[Exercise requirements] Set down every entry again word for word, please, but skip the pictures.

[Entries]
_ _ _

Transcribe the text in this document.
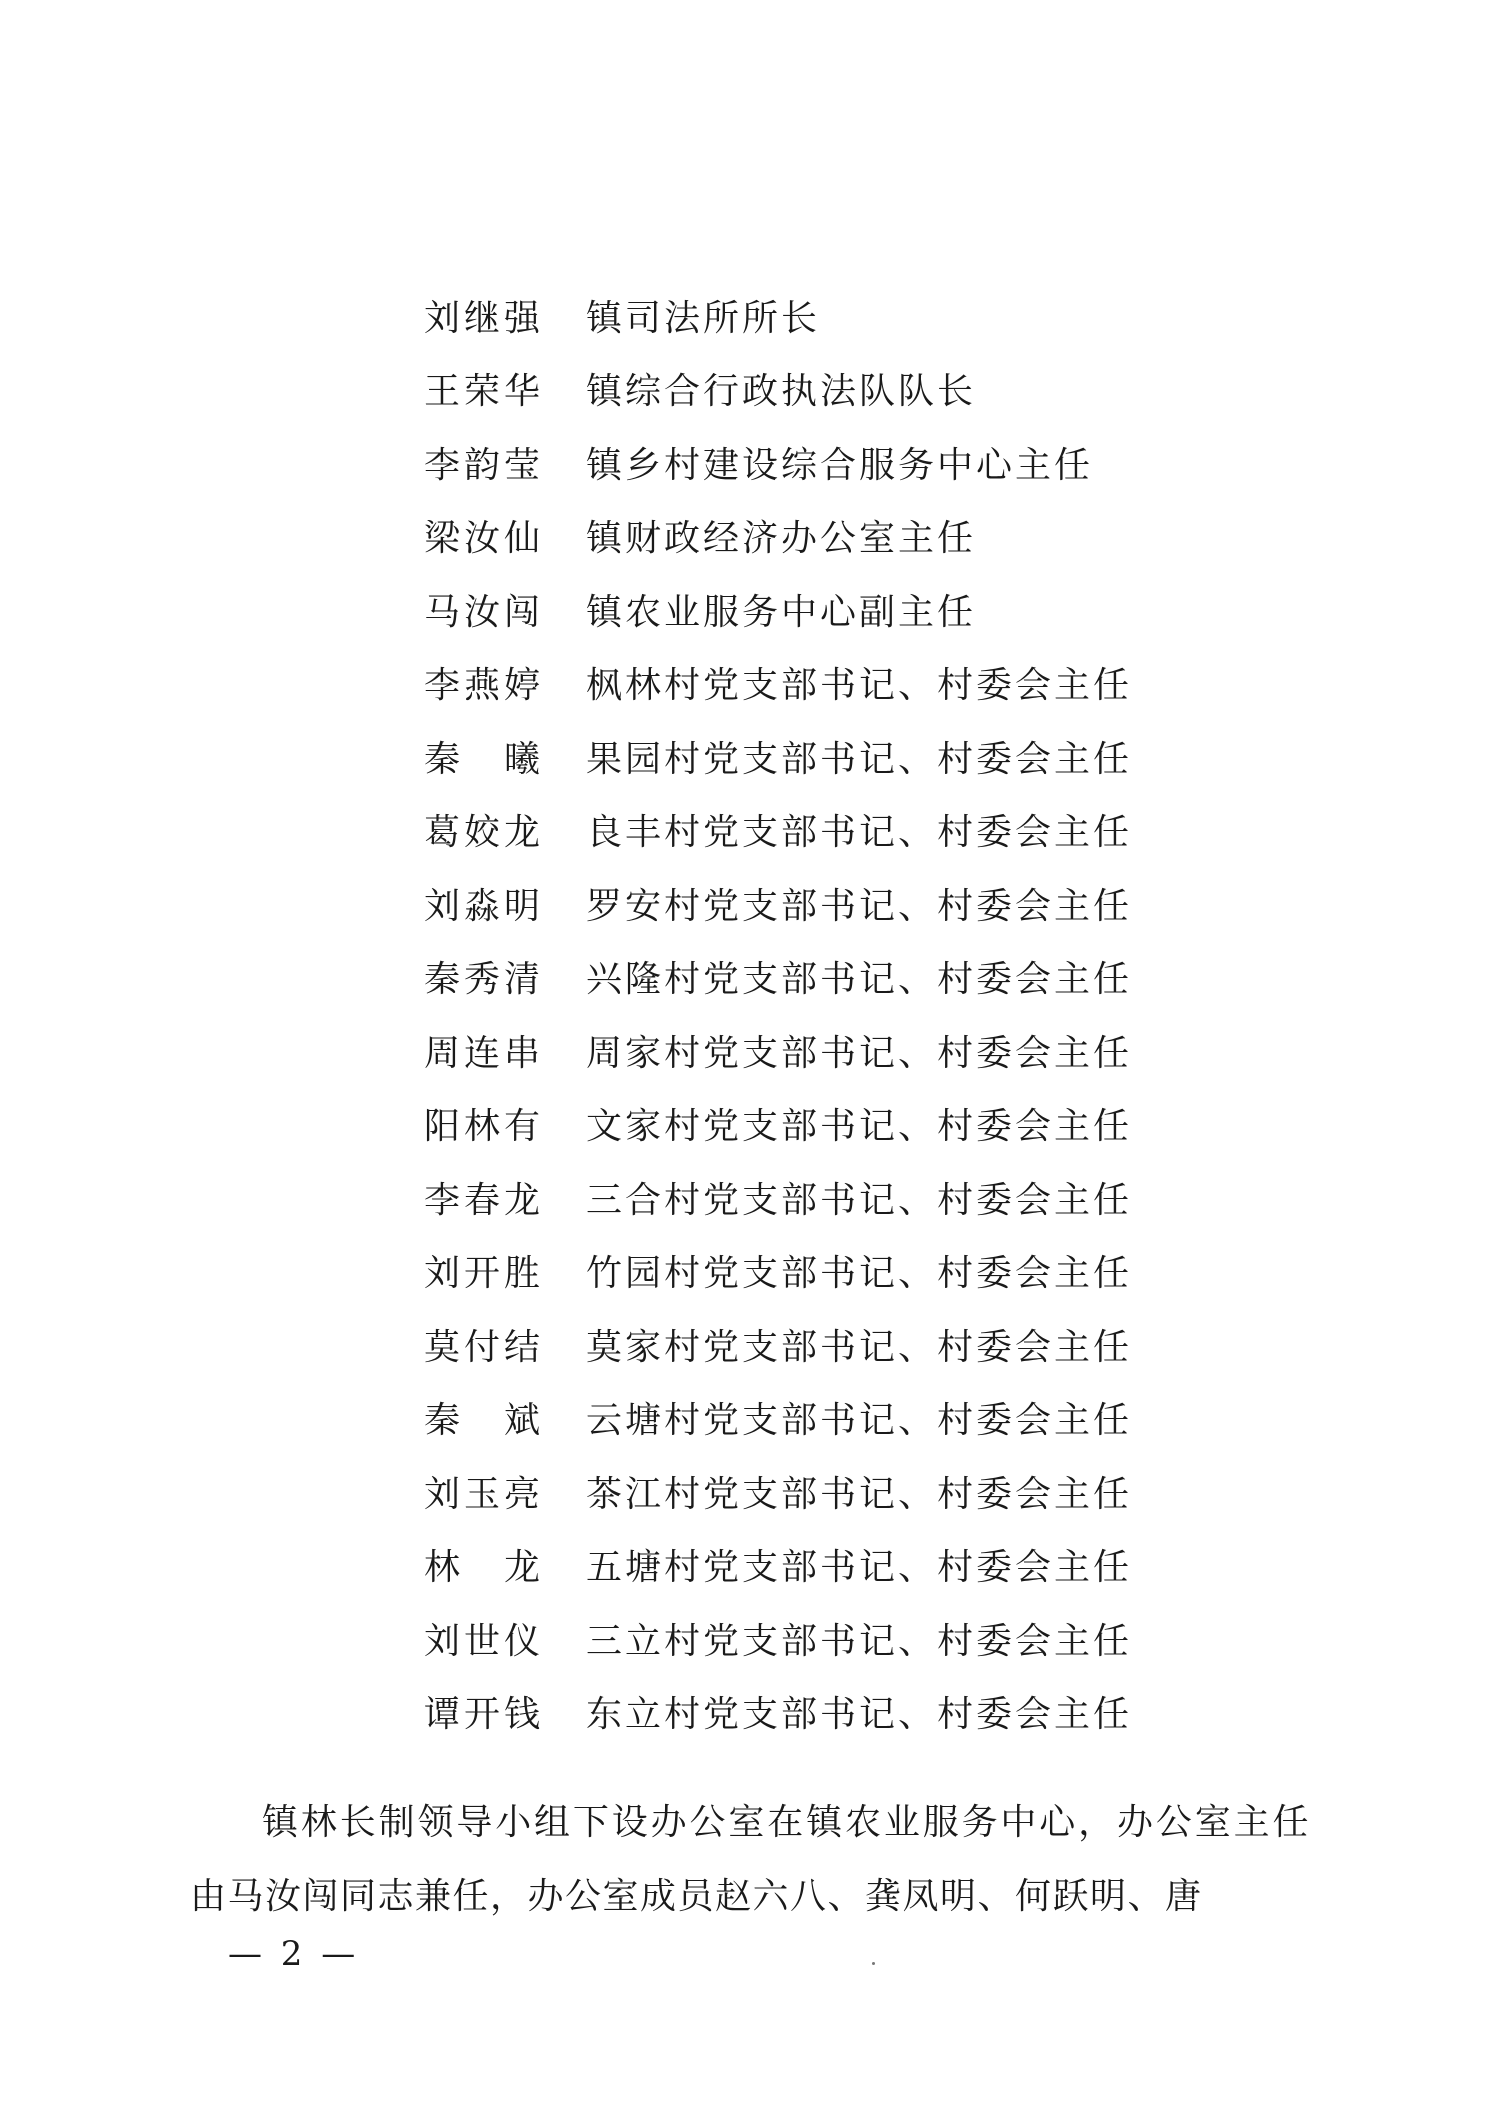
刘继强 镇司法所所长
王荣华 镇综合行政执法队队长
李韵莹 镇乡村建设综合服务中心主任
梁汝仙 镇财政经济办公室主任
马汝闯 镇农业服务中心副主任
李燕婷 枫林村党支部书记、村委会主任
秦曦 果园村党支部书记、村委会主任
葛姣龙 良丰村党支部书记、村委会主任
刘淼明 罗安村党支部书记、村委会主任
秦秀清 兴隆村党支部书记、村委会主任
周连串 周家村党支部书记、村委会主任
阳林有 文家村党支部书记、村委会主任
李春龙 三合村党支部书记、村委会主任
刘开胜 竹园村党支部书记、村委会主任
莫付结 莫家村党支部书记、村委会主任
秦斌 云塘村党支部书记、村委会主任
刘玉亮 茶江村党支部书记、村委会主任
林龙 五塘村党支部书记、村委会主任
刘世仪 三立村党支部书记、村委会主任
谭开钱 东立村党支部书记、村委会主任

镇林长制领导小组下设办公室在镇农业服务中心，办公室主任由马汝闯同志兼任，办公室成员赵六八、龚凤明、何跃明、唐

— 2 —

_ _ _

[Reply]
Transcribe the text in this document.
刘继强 镇司法所所长
王荣华 镇综合行政执法队队长
李韵莹 镇乡村建设综合服务中心主任
梁汝仙 镇财政经济办公室主任
马汝闯 镇农业服务中心副主任
李燕婷 枫林村党支部书记、村委会主任
秦曦 果园村党支部书记、村委会主任
葛姣龙 良丰村党支部书记、村委会主任
刘淼明 罗安村党支部书记、村委会主任
秦秀清 兴隆村党支部书记、村委会主任
周连串 周家村党支部书记、村委会主任
阳林有 文家村党支部书记、村委会主任
李春龙 三合村党支部书记、村委会主任
刘开胜 竹园村党支部书记、村委会主任
莫付结 莫家村党支部书记、村委会主任
秦斌 云塘村党支部书记、村委会主任
刘玉亮 茶江村党支部书记、村委会主任
林龙 五塘村党支部书记、村委会主任
刘世仪 三立村党支部书记、村委会主任
谭开钱 东立村党支部书记、村委会主任

镇林长制领导小组下设办公室在镇农业服务中心，办公室主任由马汝闯同志兼任，办公室成员赵六八、龚凤明、何跃明、唐

— 2 —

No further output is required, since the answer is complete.